* [Exercise instructions] Search the material below for the word "město". Copy every line that has it.

* [Data entries]
........

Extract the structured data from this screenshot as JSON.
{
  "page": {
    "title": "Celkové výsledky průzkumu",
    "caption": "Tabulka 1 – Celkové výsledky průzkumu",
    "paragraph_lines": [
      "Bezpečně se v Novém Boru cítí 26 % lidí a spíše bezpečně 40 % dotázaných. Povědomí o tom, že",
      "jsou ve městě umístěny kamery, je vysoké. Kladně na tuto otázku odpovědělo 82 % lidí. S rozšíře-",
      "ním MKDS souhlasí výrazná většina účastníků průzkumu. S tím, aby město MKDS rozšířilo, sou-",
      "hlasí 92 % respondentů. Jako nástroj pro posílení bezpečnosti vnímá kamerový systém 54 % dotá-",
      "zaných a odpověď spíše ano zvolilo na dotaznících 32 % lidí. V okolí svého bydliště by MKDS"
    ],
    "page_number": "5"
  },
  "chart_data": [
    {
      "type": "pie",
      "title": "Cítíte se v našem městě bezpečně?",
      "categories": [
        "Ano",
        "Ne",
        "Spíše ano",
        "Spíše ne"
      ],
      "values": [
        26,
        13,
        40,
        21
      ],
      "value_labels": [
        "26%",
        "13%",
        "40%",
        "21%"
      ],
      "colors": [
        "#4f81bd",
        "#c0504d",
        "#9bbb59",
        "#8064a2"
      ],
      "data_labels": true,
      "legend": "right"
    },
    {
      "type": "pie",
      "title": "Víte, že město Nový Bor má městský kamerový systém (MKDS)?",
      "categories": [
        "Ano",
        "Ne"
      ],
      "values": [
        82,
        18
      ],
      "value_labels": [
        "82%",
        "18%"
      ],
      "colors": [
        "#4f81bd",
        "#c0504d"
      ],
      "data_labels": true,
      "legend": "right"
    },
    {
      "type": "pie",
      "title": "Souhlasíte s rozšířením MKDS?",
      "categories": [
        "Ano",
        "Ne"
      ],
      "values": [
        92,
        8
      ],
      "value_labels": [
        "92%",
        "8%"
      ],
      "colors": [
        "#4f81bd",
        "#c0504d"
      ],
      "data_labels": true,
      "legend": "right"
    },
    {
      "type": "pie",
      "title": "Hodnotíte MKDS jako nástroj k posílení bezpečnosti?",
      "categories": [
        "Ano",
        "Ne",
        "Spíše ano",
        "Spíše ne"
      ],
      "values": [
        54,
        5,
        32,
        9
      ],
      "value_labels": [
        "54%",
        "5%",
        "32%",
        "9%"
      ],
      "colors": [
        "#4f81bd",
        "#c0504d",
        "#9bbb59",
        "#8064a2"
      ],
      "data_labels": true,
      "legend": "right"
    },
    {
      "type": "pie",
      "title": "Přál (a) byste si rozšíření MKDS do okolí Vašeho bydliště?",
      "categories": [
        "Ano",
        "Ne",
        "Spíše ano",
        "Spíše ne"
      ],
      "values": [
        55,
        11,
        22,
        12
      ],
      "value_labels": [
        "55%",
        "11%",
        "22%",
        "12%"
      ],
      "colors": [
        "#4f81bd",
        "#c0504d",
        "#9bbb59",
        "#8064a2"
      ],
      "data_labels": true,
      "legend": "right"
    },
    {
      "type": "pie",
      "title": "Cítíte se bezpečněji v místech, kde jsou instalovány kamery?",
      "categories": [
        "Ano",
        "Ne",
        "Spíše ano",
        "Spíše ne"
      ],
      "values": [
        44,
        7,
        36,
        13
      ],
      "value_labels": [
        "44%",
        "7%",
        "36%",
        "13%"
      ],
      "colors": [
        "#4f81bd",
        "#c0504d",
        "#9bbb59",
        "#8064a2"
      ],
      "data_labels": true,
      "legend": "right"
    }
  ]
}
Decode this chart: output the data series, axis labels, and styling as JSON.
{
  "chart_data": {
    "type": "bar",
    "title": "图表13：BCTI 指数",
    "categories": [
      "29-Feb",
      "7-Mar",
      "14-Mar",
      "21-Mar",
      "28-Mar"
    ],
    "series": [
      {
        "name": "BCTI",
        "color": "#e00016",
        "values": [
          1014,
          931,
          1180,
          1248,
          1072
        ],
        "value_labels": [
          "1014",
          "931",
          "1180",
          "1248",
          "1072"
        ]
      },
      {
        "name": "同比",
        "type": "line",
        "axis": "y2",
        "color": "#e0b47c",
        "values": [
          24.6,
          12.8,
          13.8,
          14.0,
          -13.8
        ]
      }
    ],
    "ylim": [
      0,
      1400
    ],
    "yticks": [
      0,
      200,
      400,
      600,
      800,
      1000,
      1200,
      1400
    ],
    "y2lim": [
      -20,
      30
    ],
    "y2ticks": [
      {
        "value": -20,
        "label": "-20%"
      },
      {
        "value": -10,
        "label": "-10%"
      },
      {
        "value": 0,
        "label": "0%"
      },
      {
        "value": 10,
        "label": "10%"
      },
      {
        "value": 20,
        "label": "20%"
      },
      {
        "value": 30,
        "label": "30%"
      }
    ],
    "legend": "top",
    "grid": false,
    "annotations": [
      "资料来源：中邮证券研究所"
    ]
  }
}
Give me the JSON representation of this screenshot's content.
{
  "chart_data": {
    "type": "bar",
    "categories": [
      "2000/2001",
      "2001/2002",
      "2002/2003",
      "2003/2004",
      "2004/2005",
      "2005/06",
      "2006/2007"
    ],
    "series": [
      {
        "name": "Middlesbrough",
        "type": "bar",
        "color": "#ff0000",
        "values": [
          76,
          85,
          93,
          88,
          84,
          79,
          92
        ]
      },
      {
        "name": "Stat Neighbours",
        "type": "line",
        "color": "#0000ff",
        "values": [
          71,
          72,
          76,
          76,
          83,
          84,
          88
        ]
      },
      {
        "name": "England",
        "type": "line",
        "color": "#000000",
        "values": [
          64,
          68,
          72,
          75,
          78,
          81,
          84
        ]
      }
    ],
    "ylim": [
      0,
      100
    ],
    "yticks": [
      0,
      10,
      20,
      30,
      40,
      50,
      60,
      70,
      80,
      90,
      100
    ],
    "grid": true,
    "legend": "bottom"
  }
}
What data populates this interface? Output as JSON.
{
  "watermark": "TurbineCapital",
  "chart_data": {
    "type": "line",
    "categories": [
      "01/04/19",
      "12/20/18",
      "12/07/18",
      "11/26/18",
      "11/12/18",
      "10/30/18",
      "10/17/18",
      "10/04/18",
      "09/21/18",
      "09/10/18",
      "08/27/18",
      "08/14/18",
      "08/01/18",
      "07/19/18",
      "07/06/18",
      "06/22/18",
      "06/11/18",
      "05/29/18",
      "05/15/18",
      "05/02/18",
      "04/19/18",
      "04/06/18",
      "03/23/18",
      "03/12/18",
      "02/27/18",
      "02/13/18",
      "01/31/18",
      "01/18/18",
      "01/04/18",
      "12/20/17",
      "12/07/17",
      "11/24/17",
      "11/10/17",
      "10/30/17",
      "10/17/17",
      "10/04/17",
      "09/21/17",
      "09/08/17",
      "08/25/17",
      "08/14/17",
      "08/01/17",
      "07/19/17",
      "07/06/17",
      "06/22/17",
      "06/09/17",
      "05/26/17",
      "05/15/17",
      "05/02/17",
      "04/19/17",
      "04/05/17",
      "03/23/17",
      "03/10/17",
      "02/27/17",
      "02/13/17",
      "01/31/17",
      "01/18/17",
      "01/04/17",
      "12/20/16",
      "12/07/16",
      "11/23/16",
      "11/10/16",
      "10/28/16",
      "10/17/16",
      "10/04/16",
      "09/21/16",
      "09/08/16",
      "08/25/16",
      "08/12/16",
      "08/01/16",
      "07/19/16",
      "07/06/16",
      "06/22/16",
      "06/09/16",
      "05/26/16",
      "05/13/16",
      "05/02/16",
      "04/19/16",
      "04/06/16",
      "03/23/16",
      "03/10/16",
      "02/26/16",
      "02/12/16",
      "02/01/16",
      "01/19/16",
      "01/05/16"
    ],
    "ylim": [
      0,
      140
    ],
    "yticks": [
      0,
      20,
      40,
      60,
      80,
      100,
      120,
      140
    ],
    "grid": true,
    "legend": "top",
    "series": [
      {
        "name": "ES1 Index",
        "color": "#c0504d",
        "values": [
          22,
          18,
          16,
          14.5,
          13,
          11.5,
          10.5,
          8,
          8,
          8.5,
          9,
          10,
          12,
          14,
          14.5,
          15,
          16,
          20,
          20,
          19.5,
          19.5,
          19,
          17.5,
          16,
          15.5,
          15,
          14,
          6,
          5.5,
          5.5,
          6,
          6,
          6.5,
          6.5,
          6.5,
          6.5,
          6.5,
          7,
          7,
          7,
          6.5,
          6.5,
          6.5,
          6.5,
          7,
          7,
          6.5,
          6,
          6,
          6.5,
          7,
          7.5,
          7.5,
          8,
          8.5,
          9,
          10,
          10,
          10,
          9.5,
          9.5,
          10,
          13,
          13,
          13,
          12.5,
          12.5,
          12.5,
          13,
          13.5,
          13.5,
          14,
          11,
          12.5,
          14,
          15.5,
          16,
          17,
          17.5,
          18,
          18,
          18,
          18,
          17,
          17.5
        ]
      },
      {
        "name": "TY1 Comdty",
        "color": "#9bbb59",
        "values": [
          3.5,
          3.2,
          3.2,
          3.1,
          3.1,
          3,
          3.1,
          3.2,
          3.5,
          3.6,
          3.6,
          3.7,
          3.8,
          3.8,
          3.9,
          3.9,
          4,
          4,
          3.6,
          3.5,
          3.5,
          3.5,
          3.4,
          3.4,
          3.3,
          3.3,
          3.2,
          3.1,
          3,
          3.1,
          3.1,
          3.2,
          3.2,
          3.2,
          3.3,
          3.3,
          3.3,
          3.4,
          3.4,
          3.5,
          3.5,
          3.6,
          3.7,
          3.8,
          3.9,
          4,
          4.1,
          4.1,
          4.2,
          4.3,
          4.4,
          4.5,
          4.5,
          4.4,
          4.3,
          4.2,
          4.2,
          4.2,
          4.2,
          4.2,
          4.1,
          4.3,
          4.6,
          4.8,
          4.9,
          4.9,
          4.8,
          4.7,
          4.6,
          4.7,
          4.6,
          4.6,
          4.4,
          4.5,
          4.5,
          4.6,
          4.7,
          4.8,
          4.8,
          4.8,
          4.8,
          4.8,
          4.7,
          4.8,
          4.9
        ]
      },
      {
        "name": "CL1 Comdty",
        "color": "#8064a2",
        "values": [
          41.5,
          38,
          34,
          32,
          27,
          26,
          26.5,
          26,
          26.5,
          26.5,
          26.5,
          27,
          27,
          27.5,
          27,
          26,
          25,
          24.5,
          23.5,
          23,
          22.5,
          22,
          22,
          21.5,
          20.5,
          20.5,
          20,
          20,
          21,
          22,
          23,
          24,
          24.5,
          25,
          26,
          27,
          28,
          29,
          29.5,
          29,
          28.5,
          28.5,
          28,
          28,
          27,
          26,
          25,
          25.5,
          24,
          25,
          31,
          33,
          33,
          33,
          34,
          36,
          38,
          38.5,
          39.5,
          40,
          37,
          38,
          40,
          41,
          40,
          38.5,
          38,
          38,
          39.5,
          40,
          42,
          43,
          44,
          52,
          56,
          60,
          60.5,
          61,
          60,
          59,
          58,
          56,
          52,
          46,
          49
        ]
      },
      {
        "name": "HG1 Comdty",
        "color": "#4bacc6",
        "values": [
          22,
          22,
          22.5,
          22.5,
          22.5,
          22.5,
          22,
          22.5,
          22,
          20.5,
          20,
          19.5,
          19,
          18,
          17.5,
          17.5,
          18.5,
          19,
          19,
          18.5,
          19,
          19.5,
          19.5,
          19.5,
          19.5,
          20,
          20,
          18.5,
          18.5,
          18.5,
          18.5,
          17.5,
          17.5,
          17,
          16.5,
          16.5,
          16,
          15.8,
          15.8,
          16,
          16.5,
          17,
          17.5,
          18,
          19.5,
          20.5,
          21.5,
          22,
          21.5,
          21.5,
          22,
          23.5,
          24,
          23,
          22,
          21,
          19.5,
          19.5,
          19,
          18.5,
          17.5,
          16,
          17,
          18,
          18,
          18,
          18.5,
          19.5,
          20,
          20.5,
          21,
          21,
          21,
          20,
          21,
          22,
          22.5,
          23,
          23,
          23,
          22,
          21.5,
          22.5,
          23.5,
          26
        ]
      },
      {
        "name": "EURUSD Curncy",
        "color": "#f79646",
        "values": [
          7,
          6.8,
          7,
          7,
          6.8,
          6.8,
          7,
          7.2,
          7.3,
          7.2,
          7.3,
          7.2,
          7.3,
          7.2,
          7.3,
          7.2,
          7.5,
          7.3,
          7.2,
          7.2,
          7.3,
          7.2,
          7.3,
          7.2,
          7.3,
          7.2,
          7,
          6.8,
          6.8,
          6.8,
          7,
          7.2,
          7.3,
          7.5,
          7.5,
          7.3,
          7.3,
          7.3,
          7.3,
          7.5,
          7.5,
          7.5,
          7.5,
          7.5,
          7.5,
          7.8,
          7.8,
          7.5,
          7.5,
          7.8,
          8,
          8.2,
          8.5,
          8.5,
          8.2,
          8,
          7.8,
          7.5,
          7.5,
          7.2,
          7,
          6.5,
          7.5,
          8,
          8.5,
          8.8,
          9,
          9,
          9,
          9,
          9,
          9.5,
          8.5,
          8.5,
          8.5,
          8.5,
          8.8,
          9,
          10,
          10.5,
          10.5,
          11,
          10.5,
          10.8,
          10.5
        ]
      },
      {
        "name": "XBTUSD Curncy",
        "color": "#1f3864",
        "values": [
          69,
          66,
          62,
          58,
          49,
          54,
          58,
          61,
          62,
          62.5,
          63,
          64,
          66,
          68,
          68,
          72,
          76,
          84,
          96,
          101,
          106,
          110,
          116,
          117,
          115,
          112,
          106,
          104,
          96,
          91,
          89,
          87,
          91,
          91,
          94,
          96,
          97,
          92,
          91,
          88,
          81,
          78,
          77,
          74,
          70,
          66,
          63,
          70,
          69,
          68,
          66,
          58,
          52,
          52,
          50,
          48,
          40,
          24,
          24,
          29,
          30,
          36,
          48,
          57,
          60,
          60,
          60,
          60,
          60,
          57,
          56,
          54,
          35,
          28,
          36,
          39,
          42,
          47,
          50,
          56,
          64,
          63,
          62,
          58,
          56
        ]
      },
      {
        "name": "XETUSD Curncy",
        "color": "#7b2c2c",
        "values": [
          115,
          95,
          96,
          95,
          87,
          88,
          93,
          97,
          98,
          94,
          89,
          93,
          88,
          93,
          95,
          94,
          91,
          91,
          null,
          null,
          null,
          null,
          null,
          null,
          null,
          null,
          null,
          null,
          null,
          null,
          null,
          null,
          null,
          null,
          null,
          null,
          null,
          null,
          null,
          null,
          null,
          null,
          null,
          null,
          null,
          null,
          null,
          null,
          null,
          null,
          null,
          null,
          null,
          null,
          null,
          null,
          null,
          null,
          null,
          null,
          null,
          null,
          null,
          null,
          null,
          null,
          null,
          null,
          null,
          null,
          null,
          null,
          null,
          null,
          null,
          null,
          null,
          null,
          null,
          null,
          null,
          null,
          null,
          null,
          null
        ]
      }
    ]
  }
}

........

* [Task solution]
      "ním MKDS souhlasí výrazná většina účastníků průzkumu. S tím, aby město MKDS rozšířilo, sou-",
      "title": "Víte, že město Nový Bor má městský kamerový systém (MKDS)?",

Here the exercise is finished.